● **WHAT YOU NEED TO DO**:
Here are some records. Copy each one exactly.

[Entries with figure data]
◆ ◆ ◆ ◆ ◆
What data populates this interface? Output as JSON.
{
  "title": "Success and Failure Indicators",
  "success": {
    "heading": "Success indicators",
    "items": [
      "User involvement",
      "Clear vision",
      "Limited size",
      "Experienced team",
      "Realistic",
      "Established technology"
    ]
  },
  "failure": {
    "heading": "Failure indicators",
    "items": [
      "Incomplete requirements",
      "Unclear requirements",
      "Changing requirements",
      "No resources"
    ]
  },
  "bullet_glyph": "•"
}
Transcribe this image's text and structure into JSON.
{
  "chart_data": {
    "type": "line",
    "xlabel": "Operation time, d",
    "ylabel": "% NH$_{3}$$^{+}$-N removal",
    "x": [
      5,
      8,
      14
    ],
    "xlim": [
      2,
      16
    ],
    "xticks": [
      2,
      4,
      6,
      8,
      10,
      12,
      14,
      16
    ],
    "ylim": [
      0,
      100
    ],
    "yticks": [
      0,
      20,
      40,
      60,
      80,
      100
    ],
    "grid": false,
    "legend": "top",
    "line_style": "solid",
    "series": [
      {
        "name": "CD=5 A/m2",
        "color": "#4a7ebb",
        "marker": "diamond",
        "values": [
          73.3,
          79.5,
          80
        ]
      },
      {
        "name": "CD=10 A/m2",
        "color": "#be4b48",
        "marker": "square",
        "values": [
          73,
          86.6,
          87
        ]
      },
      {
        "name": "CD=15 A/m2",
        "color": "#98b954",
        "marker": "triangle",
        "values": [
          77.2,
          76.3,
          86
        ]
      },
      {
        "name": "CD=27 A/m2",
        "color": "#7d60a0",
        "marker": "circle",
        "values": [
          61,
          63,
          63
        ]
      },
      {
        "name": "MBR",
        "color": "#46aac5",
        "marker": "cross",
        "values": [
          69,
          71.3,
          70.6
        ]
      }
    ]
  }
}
◆ ◆ ◆ ◆ ◆
● **COMPLETE RESPONSE**:
What data populates this interface? Output as JSON.
{
  "title": "Success and Failure Indicators",
  "success": {
    "heading": "Success indicators",
    "items": [
      "User involvement",
      "Clear vision",
      "Limited size",
      "Experienced team",
      "Realistic",
      "Established technology"
    ]
  },
  "failure": {
    "heading": "Failure indicators",
    "items": [
      "Incomplete requirements",
      "Unclear requirements",
      "Changing requirements",
      "No resources"
    ]
  },
  "bullet_glyph": "•"
}
Transcribe this image's text and structure into JSON.
{
  "chart_data": {
    "type": "line",
    "xlabel": "Operation time, d",
    "ylabel": "% NH$_{3}$$^{+}$-N removal",
    "x": [
      5,
      8,
      14
    ],
    "xlim": [
      2,
      16
    ],
    "xticks": [
      2,
      4,
      6,
      8,
      10,
      12,
      14,
      16
    ],
    "ylim": [
      0,
      100
    ],
    "yticks": [
      0,
      20,
      40,
      60,
      80,
      100
    ],
    "grid": false,
    "legend": "top",
    "line_style": "solid",
    "series": [
      {
        "name": "CD=5 A/m2",
        "color": "#4a7ebb",
        "marker": "diamond",
        "values": [
          73.3,
          79.5,
          80
        ]
      },
      {
        "name": "CD=10 A/m2",
        "color": "#be4b48",
        "marker": "square",
        "values": [
          73,
          86.6,
          87
        ]
      },
      {
        "name": "CD=15 A/m2",
        "color": "#98b954",
        "marker": "triangle",
        "values": [
          77.2,
          76.3,
          86
        ]
      },
      {
        "name": "CD=27 A/m2",
        "color": "#7d60a0",
        "marker": "circle",
        "values": [
          61,
          63,
          63
        ]
      },
      {
        "name": "MBR",
        "color": "#46aac5",
        "marker": "cross",
        "values": [
          69,
          71.3,
          70.6
        ]
      }
    ]
  }
}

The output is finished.